● Aim
Can you output every line of the data, from its first line up to and including the line with "legend-marker-atlas [147, 119, 157, 129]", as a JSON list of strings with one string per line and blank lines left out?

(Dataset rows)
-- begin --

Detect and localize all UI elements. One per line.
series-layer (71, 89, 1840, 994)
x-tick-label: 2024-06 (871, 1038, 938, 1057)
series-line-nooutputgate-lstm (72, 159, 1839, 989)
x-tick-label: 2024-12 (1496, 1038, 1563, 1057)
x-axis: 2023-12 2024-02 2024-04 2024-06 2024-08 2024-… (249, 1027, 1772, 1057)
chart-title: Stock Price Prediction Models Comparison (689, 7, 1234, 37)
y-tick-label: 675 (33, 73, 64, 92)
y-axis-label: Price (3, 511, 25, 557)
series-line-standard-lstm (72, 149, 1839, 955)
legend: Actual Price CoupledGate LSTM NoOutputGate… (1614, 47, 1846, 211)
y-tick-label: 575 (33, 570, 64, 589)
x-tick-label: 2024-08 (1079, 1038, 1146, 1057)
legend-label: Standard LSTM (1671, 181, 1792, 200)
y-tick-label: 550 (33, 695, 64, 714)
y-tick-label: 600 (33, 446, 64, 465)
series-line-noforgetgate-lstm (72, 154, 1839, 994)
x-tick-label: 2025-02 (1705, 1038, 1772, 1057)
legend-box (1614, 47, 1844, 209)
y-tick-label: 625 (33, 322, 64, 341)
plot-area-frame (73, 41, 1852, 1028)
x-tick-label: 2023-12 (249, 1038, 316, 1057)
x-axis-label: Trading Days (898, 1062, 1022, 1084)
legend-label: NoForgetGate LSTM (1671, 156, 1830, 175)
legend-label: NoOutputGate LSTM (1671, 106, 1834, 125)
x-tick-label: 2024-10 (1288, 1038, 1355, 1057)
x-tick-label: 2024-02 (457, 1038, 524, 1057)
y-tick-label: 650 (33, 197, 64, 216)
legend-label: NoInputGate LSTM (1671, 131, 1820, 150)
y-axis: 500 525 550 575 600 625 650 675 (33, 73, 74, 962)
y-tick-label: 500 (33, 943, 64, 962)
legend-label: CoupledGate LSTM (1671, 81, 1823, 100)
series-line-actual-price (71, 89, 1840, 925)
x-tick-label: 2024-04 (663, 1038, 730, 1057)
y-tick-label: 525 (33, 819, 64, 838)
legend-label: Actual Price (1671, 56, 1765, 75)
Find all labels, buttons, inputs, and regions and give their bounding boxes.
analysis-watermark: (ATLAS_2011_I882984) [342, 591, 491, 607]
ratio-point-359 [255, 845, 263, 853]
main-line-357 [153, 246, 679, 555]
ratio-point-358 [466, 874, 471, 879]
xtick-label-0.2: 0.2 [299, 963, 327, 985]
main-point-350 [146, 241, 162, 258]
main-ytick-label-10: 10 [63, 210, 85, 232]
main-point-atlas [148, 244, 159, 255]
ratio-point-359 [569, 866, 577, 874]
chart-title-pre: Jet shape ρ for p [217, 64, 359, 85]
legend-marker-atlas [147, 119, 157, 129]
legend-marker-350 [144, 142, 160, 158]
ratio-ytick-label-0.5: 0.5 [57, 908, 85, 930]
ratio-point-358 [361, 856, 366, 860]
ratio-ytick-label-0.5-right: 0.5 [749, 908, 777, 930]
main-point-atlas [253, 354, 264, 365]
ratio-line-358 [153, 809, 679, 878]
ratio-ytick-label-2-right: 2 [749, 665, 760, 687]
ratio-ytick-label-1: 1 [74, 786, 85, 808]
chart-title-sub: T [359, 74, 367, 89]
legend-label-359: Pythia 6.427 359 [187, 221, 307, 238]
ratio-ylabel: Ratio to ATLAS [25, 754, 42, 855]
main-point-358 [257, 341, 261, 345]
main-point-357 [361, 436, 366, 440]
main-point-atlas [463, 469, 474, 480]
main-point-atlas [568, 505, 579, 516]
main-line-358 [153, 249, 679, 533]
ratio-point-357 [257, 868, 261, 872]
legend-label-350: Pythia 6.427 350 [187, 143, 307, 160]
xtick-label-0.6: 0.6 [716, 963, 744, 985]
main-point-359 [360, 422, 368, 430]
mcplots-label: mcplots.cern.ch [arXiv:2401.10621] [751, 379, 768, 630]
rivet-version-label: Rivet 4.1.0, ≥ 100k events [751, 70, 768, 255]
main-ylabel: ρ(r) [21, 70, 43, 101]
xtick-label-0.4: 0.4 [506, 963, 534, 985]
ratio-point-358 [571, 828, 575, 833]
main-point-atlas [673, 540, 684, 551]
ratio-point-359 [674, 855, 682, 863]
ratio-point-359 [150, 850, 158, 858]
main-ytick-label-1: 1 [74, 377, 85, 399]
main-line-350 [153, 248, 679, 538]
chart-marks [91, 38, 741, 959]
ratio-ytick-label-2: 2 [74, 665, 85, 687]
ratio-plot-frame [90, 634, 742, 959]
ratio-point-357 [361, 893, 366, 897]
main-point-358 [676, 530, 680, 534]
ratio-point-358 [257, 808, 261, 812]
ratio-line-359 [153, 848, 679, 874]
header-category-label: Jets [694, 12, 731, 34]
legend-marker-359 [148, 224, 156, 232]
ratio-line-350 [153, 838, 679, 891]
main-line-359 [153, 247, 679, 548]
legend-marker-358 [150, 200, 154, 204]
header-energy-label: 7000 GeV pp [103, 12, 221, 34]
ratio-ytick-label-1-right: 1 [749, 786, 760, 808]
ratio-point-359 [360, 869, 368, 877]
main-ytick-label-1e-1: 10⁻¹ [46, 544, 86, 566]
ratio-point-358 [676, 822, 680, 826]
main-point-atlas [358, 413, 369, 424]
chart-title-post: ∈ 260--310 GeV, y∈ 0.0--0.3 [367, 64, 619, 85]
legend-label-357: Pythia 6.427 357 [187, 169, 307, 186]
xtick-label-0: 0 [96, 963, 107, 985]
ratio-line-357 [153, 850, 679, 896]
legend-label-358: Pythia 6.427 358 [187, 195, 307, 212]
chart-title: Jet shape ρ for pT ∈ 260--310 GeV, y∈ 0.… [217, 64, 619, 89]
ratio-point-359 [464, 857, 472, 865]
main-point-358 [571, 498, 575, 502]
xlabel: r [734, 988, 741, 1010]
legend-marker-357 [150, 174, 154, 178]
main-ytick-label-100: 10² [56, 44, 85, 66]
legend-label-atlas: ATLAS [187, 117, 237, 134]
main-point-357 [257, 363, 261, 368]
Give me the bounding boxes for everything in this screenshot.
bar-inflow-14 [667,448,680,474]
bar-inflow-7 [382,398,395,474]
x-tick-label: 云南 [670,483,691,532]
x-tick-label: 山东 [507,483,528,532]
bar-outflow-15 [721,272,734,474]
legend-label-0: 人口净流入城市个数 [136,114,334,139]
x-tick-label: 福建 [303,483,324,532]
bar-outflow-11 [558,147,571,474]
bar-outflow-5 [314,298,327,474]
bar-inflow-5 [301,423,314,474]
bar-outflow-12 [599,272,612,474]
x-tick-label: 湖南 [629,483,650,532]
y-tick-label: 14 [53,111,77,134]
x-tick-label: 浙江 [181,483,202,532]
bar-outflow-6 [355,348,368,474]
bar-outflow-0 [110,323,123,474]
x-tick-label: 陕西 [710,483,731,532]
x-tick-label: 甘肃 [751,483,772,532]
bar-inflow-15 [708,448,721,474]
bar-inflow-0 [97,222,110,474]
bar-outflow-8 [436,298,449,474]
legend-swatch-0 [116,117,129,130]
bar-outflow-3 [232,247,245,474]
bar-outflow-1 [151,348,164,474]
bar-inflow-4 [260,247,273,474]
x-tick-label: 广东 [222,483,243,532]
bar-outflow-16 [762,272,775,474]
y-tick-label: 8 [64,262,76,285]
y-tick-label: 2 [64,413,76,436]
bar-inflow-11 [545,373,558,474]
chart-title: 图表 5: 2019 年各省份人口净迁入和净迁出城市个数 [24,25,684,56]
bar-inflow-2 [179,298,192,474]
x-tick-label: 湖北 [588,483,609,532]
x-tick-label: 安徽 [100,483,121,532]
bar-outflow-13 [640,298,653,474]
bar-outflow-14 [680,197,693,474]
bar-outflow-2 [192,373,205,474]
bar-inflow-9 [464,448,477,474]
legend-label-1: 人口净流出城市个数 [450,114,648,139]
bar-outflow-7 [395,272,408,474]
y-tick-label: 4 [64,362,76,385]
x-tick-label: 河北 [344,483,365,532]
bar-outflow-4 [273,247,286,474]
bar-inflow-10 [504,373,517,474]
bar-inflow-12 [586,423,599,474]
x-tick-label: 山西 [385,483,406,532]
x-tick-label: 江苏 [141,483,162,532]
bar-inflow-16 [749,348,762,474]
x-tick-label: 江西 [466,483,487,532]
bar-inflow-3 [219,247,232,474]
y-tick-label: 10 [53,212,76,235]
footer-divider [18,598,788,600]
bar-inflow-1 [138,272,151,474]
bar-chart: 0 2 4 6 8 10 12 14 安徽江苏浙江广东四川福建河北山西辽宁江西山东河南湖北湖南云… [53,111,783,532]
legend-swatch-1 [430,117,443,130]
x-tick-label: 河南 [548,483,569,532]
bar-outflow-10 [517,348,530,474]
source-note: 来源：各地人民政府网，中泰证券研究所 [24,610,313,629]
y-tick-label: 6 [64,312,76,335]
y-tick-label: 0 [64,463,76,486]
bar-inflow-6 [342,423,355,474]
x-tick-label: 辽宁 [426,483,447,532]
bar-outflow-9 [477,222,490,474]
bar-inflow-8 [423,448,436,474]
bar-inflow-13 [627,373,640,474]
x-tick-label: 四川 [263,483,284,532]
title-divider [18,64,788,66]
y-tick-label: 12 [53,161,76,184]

-- end --

● Answer to this task
[
  "Detect and localize all UI elements. One per line.",
  "series-layer (71, 89, 1840, 994)",
  "x-tick-label: 2024-06 (871, 1038, 938, 1057)",
  "series-line-nooutputgate-lstm (72, 159, 1839, 989)",
  "x-tick-label: 2024-12 (1496, 1038, 1563, 1057)",
  "x-axis: 2023-12 2024-02 2024-04 2024-06 2024-08 2024-… (249, 1027, 1772, 1057)",
  "chart-title: Stock Price Prediction Models Comparison (689, 7, 1234, 37)",
  "y-tick-label: 675 (33, 73, 64, 92)",
  "y-axis-label: Price (3, 511, 25, 557)",
  "series-line-standard-lstm (72, 149, 1839, 955)",
  "legend: Actual Price CoupledGate LSTM NoOutputGate… (1614, 47, 1846, 211)",
  "y-tick-label: 575 (33, 570, 64, 589)",
  "x-tick-label: 2024-08 (1079, 1038, 1146, 1057)",
  "legend-label: Standard LSTM (1671, 181, 1792, 200)",
  "y-tick-label: 550 (33, 695, 64, 714)",
  "y-tick-label: 600 (33, 446, 64, 465)",
  "series-line-noforgetgate-lstm (72, 154, 1839, 994)",
  "x-tick-label: 2025-02 (1705, 1038, 1772, 1057)",
  "legend-box (1614, 47, 1844, 209)",
  "y-tick-label: 625 (33, 322, 64, 341)",
  "plot-area-frame (73, 41, 1852, 1028)",
  "x-tick-label: 2023-12 (249, 1038, 316, 1057)",
  "x-axis-label: Trading Days (898, 1062, 1022, 1084)",
  "legend-label: NoForgetGate LSTM (1671, 156, 1830, 175)",
  "legend-label: NoOutputGate LSTM (1671, 106, 1834, 125)",
  "x-tick-label: 2024-10 (1288, 1038, 1355, 1057)",
  "x-tick-label: 2024-02 (457, 1038, 524, 1057)",
  "y-tick-label: 650 (33, 197, 64, 216)",
  "legend-label: NoInputGate LSTM (1671, 131, 1820, 150)",
  "y-axis: 500 525 550 575 600 625 650 675 (33, 73, 74, 962)",
  "y-tick-label: 500 (33, 943, 64, 962)",
  "legend-label: CoupledGate LSTM (1671, 81, 1823, 100)",
  "series-line-actual-price (71, 89, 1840, 925)",
  "x-tick-label: 2024-04 (663, 1038, 730, 1057)",
  "y-tick-label: 525 (33, 819, 64, 838)",
  "legend-label: Actual Price (1671, 56, 1765, 75)",
  "Find all labels, buttons, inputs, and regions and give their bounding boxes.",
  "analysis-watermark: (ATLAS_2011_I882984) [342, 591, 491, 607]",
  "ratio-point-359 [255, 845, 263, 853]",
  "main-line-357 [153, 246, 679, 555]",
  "ratio-point-358 [466, 874, 471, 879]",
  "xtick-label-0.2: 0.2 [299, 963, 327, 985]",
  "main-point-350 [146, 241, 162, 258]",
  "main-ytick-label-10: 10 [63, 210, 85, 232]",
  "main-point-atlas [148, 244, 159, 255]",
  "ratio-point-359 [569, 866, 577, 874]",
  "chart-title-pre: Jet shape ρ for p [217, 64, 359, 85]",
  "legend-marker-atlas [147, 119, 157, 129]"
]